TEXTE DE LA PAGE ::

┌──

Vitalik Buterin relance un vieux débat de la crypto. Les marchés prédictifs séduisent, mais restent peu utilisés comme outils de couverture. La raison ? L’absence d’intérêts versés sur les fonds immobilisés.
Le manque d’intérêts, un vrai coût d’opportunité
Selon Buterin, la plupart des marchés prédictifs « mainstream » ne paient aucun intérêt. Les utilisateurs renoncent donc au rendement sûr offert par des placements en dollars. Il cite un ordre de grandeur autour de 4 % annualisés. Cette renonciation transforme la couverture en pari coûteux, malgré sa valeur informationnelle.
En effet, immobiliser du capital sans rémunération pénalise l’arbitrage. Un trésorier préférera conserver des bons du Trésor tokenisés ou du cash rémunéré. Le résultat est mécanique : volumes plus faibles, profondeur réduite et spreads plus larges. Dès lors, la fonction de hedge s’efface derrière l’aspect spéculatif.
Pourquoi la couverture en souffre-t-elle ?
Une couverture efficace doit compenser le coût du temps. Or, sur un marché sans intérêts, le portage est négatif. Plus l’horizon est long, plus l’écart se creuse avec les alternatives rémunérées. Les traders delta-neutres s’en détournent, faute d’un « carry » minimal.

└──

ENTRÉES DE DONNÉES ::

┌──

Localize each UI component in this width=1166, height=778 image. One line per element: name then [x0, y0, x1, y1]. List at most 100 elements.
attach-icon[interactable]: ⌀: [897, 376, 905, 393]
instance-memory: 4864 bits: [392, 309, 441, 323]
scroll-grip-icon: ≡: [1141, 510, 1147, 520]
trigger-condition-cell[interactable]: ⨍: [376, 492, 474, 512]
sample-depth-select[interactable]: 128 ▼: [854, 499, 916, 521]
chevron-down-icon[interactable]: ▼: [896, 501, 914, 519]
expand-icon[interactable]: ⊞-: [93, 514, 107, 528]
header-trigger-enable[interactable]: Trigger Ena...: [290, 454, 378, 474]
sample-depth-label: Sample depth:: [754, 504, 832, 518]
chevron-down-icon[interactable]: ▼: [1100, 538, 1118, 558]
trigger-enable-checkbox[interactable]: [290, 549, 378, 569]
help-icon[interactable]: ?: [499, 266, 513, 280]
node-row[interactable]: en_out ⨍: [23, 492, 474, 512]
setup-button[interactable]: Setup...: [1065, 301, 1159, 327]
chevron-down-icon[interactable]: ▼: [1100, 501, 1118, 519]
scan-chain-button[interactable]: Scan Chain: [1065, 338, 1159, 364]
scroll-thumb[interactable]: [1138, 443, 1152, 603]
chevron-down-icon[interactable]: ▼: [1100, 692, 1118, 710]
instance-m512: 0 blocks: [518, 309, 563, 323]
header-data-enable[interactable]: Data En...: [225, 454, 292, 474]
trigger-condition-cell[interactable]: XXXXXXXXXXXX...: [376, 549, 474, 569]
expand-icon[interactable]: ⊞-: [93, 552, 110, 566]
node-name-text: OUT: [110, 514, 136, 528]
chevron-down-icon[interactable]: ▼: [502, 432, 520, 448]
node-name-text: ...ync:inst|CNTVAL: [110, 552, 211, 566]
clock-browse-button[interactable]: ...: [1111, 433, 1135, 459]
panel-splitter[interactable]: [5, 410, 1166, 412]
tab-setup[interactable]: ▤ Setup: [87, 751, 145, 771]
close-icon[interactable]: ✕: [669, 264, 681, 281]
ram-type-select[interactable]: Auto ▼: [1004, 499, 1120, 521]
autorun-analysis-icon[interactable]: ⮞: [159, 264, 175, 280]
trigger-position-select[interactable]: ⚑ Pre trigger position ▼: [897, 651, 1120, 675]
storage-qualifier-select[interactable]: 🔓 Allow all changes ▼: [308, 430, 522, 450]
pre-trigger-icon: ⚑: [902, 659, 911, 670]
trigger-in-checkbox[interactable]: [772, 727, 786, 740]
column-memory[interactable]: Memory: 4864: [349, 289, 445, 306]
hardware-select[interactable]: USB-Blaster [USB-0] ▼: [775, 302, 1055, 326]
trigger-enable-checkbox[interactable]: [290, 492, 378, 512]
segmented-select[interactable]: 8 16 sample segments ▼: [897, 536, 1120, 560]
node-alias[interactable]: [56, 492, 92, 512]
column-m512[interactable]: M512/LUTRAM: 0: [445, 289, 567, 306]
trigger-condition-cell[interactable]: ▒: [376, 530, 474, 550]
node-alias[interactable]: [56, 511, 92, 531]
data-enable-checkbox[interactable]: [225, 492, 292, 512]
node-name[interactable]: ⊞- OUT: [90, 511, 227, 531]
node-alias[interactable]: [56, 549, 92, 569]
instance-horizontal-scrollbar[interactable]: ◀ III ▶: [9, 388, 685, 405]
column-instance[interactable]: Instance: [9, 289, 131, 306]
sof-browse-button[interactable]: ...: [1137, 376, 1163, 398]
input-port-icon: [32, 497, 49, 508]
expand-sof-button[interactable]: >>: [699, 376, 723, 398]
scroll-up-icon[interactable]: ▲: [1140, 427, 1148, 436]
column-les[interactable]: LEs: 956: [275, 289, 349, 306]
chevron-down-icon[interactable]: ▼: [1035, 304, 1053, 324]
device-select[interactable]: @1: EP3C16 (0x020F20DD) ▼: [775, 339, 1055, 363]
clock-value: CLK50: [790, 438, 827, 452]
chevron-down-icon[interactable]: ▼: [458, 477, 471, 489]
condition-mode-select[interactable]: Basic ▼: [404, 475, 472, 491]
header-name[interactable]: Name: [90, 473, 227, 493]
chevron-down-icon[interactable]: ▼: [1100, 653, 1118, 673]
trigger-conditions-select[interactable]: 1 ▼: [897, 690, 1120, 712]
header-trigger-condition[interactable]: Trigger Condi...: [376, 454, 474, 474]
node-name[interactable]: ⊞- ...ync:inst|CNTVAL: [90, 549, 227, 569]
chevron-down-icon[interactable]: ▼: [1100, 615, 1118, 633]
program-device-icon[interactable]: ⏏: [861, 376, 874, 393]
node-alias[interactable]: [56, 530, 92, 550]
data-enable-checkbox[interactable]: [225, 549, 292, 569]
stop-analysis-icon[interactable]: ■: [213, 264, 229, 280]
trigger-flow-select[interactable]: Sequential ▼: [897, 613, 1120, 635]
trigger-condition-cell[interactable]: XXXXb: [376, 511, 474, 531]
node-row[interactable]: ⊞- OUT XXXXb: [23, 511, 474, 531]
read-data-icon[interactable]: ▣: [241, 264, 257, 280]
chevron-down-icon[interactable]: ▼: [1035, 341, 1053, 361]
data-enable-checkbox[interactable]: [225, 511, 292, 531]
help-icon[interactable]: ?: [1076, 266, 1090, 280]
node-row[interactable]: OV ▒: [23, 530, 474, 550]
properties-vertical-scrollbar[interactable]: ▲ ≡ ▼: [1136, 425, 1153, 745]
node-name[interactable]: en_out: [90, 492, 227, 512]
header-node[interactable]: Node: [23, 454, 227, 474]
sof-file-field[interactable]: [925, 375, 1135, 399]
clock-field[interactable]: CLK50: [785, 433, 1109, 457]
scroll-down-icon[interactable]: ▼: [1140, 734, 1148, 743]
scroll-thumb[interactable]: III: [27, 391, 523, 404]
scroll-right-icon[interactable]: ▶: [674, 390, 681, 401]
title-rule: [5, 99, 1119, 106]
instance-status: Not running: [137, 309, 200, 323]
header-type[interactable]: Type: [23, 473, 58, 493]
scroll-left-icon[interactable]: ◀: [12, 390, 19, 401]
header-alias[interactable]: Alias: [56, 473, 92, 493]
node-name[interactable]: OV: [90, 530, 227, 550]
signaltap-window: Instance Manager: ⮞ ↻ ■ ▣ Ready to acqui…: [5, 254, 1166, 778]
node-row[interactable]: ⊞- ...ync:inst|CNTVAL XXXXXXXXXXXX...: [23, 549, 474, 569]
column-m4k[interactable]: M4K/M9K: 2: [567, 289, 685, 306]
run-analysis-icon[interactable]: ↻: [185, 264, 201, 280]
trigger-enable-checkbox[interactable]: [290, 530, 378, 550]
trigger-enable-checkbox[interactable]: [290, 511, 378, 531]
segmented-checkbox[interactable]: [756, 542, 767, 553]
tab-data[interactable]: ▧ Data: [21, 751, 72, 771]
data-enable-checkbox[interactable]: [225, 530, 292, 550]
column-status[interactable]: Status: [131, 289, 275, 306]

└──

OBJECTIF DE LA TÂCHE ::
Prolongez le texte sur les marchés prédictifs qui ne versent pas d'intérêts, en reprenant juste après sa dernière phrase. Ces entrées viennent d'une autre source que le texte.

RÉPONSE AU PROBLÈME ::
Le constat vaut aussi pour les utilisateurs grand public. Bloquer des stablecoins plusieurs semaines pour un événement politique n’a pas de sens si le cash rapporte ailleurs. Le design économique bride donc l’adoption, même lorsque les oracles sont fiables et la résolution rapide.
Pour le contexte, notre analyse Drift (Solana) dépasse Polymarket éclaire le fonctionnement concret des marchés prédictifs et leurs dynamiques d’adoption. Elle détaille aussi les mécanismes « Oui/Non » et les processus de résolution.
The "purist" answer to this question is that those institutions should themselves be futarchies, and so there would be no separate actor whose decision can be "bought", because the decision is determined by conditional market prices for which there is a deep set of participants…
— vitalik.eth (@VitalikButerin) February 2, 2025
Quelles pistes pour corriger le tir ?
D’abord, il faut rémunérer le collatéral. Des marchés pourraient accepter des supports rapportant des intérêts (T-bills tokenisés, stablecoins « yieldés ») et redistribuer ce rendement aux positions. Buterin défend cette logique dans ses réflexions sur l’« info finance » : mieux aligner prix, information et incitations.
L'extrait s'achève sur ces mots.